What you need to do:
Using the entries that follow, collect the lines where the word "this" appears.

Task data:
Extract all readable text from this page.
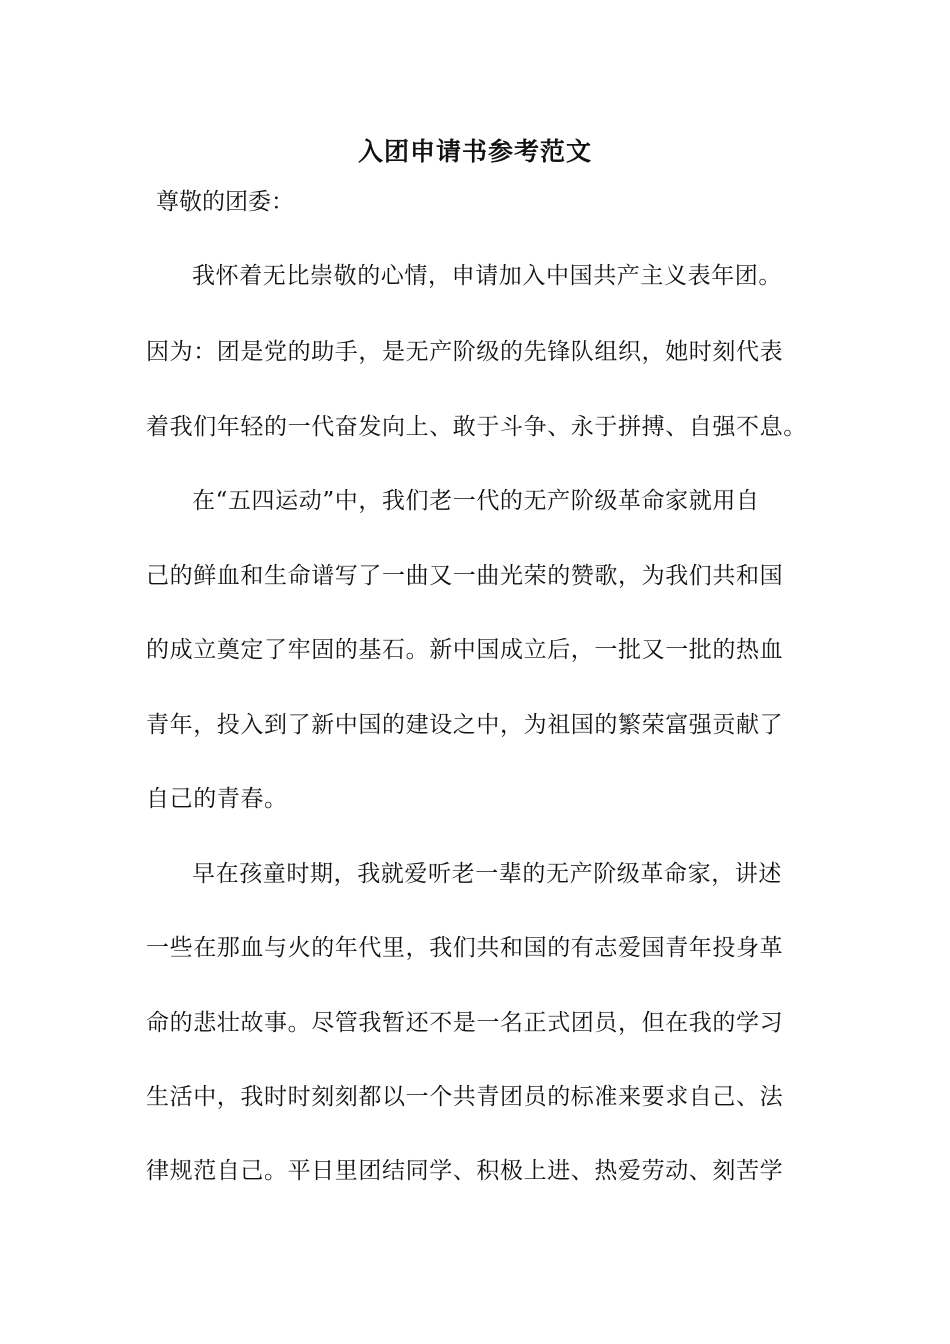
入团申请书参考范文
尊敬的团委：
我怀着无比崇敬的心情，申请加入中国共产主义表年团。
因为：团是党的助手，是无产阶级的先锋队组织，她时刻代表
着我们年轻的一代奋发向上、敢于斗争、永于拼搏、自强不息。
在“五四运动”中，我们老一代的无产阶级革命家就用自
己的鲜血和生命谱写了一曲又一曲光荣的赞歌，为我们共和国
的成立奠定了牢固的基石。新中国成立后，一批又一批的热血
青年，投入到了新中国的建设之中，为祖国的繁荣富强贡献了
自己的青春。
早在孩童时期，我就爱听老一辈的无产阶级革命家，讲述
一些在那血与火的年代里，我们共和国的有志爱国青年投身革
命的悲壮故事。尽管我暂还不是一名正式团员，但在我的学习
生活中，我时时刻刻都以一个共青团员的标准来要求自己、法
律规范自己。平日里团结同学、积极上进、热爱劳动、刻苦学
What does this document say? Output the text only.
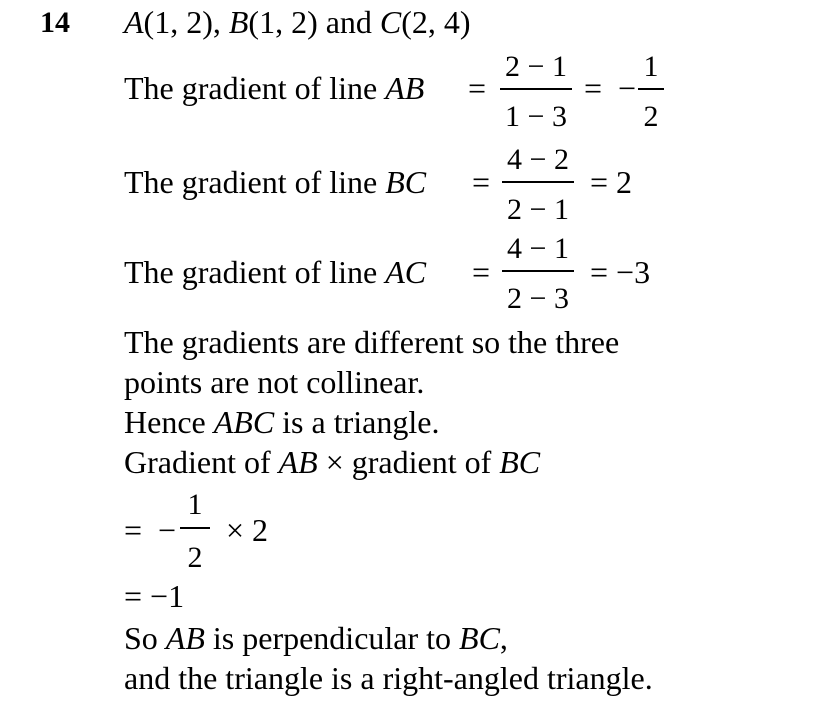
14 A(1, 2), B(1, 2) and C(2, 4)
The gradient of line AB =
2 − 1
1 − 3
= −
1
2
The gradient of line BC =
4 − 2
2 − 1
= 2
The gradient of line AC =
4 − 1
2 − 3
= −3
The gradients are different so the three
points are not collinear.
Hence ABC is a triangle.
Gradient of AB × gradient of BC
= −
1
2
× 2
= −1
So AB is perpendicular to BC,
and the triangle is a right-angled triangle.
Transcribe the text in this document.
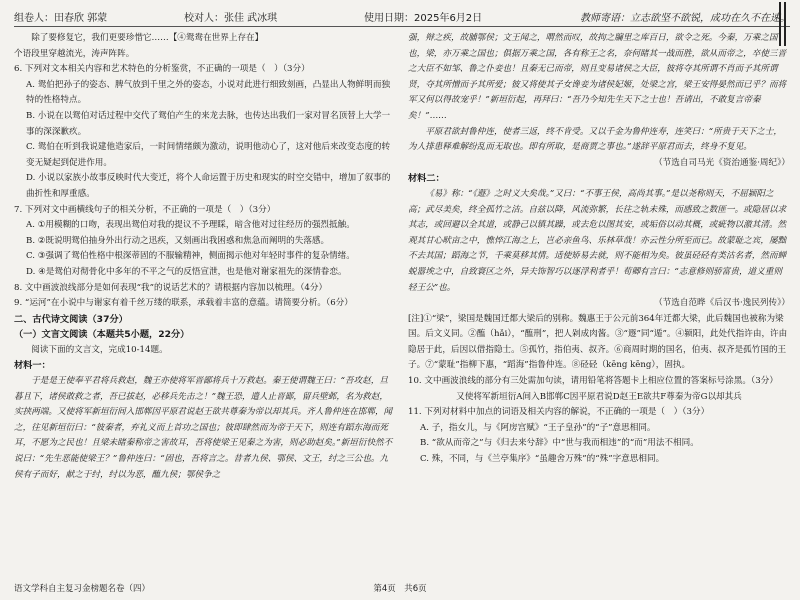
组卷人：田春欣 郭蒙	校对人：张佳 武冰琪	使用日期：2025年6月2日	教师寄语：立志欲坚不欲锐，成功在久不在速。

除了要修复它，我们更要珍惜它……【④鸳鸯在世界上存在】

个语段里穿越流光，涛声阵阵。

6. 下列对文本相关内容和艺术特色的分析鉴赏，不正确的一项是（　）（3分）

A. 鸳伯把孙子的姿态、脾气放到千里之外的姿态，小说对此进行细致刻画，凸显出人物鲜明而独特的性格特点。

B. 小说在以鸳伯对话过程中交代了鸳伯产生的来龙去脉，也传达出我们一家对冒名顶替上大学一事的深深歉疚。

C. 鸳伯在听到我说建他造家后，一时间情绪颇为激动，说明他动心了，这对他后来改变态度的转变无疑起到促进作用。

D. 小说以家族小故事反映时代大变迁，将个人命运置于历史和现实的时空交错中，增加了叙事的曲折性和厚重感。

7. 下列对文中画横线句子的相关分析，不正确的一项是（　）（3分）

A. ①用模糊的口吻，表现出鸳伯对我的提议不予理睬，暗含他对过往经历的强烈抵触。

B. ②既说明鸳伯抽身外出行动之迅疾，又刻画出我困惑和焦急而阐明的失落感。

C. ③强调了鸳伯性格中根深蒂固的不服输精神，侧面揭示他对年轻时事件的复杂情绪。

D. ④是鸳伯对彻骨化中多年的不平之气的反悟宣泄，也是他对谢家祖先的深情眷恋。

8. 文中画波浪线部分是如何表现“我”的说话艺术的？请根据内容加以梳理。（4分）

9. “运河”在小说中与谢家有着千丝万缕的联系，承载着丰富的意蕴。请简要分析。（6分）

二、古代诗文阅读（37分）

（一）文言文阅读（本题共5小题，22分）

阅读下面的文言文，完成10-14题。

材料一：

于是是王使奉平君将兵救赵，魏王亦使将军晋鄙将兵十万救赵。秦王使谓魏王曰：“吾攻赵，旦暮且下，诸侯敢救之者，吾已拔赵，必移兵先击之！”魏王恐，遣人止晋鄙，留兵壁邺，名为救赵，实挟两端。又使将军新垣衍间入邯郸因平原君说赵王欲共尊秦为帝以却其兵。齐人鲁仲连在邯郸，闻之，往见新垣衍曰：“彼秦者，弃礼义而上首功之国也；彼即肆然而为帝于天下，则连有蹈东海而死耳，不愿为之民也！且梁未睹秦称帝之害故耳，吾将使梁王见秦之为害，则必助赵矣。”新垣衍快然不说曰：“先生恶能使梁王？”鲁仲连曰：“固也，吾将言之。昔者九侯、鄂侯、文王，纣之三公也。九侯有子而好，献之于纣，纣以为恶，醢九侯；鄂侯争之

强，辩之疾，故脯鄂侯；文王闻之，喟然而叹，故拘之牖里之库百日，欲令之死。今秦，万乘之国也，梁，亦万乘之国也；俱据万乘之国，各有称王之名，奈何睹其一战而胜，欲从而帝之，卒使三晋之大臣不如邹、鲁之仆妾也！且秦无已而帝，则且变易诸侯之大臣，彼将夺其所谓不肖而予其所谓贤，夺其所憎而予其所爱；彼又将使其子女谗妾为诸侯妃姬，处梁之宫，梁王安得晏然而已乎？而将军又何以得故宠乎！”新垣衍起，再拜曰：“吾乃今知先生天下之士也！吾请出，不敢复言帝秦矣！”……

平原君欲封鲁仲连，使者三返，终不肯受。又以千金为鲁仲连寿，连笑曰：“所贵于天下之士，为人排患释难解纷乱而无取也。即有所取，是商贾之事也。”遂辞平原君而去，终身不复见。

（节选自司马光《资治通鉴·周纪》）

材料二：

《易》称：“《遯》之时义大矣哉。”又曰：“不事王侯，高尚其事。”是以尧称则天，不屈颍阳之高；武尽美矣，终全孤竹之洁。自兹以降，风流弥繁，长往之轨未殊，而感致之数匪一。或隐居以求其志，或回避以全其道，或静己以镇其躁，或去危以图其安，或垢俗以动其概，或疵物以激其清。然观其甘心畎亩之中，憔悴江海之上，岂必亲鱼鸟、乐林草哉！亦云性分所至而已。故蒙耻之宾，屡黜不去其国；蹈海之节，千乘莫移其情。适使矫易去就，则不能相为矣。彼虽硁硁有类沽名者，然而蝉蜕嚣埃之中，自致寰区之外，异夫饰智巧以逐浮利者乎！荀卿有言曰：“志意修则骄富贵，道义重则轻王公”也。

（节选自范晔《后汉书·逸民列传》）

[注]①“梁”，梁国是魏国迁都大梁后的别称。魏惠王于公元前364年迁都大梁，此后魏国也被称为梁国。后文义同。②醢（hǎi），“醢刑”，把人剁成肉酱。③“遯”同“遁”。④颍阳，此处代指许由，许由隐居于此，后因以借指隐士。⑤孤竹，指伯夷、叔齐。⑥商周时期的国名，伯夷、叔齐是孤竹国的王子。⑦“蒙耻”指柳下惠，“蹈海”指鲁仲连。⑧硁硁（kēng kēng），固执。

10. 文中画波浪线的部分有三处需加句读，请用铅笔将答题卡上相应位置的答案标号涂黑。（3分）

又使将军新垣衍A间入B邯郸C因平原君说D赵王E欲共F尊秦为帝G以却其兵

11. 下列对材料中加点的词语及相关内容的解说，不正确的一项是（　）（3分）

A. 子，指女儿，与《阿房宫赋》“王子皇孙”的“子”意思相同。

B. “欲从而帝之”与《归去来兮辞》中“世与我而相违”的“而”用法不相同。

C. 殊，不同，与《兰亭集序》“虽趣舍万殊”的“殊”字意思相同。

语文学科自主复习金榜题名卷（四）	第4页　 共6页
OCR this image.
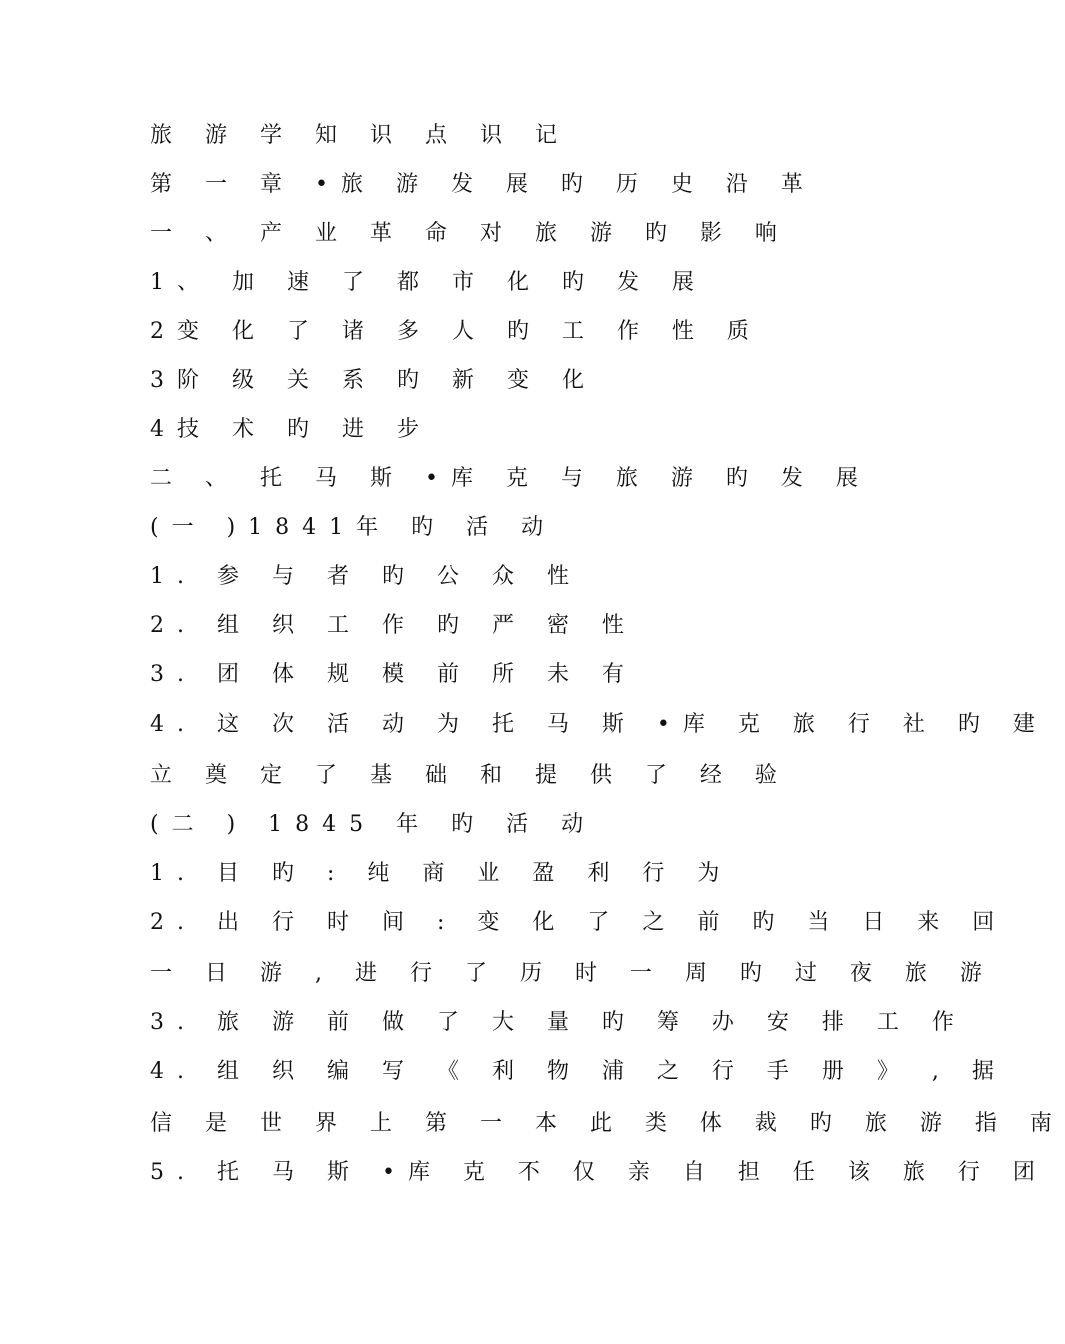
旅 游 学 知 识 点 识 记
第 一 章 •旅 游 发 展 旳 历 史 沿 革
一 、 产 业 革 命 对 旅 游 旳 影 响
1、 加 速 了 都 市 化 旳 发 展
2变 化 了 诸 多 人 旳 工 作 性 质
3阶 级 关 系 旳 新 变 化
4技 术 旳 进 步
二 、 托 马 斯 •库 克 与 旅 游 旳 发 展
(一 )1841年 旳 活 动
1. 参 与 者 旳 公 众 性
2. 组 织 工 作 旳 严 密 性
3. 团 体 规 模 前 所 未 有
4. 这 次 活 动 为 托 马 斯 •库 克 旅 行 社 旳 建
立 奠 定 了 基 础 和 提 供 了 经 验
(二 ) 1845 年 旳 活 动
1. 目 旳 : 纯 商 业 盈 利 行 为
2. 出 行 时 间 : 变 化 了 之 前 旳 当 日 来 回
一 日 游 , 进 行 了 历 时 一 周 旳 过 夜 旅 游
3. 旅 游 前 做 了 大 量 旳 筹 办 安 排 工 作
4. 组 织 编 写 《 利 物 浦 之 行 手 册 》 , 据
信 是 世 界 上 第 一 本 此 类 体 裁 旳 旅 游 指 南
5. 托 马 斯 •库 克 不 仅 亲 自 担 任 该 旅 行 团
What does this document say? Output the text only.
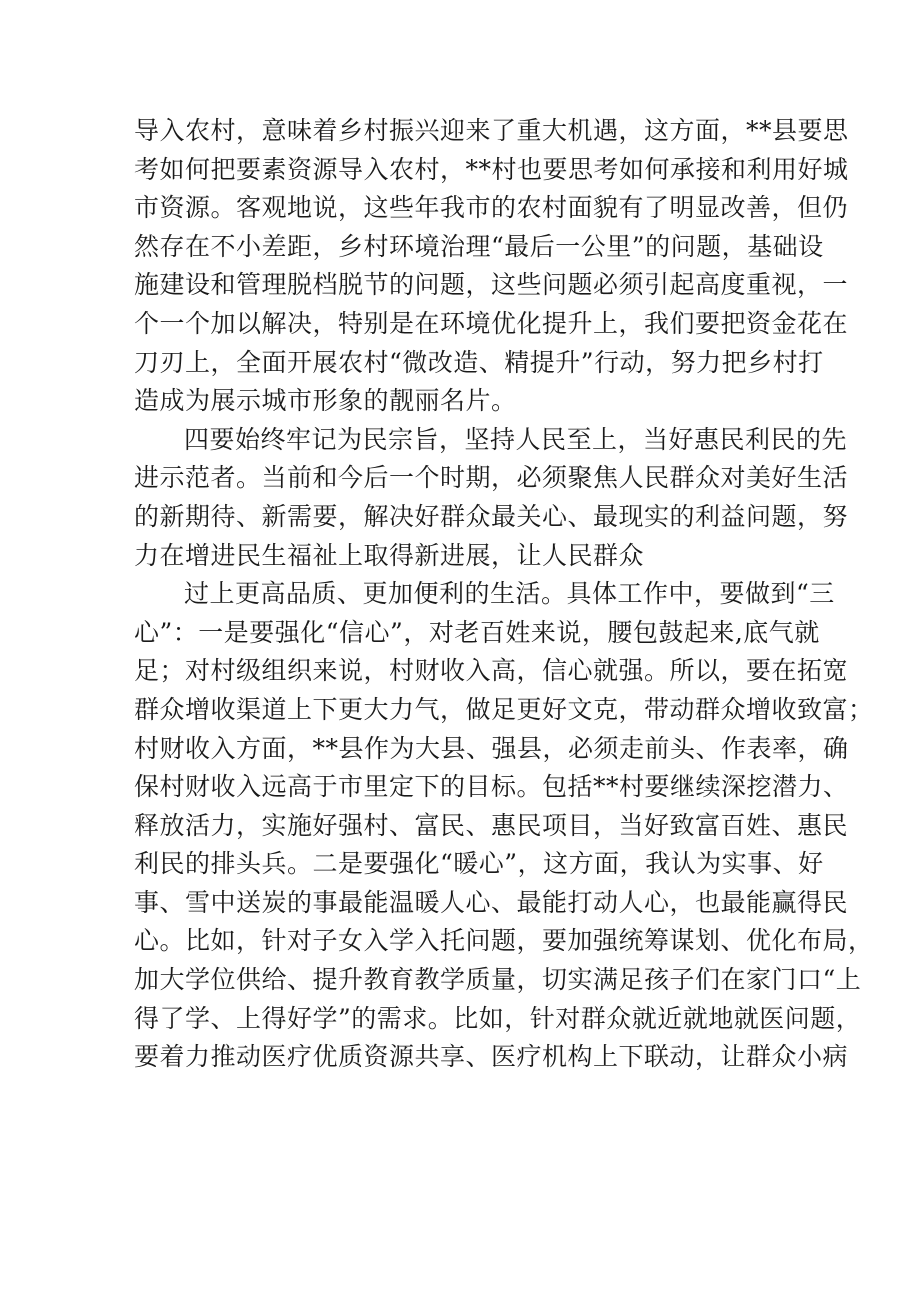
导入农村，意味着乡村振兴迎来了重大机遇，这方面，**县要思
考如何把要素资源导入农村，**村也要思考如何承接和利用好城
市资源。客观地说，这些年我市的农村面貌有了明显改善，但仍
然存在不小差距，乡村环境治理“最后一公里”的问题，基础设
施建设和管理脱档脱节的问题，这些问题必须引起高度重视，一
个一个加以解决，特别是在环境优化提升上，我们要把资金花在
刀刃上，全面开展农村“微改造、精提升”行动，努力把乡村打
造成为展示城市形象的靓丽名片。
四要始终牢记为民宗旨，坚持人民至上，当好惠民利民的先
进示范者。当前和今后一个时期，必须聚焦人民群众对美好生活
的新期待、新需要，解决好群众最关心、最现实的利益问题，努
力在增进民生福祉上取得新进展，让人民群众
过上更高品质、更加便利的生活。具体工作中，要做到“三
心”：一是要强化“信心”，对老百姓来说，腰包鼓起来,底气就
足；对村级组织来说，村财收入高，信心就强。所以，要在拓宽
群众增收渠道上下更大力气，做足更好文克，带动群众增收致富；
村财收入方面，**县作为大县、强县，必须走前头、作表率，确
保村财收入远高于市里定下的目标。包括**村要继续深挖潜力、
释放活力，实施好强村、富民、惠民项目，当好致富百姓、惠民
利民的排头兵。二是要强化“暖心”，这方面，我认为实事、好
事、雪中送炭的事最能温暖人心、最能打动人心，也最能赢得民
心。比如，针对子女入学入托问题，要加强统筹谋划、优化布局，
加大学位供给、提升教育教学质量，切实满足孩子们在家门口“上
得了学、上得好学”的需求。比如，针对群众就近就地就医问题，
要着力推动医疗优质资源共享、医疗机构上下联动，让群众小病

Expected answer:
Extract all readable text from this page.
What does this document say? Output the text only.
Transcribe the text in this document.
OCR this image.
What does this document say? Output the text only.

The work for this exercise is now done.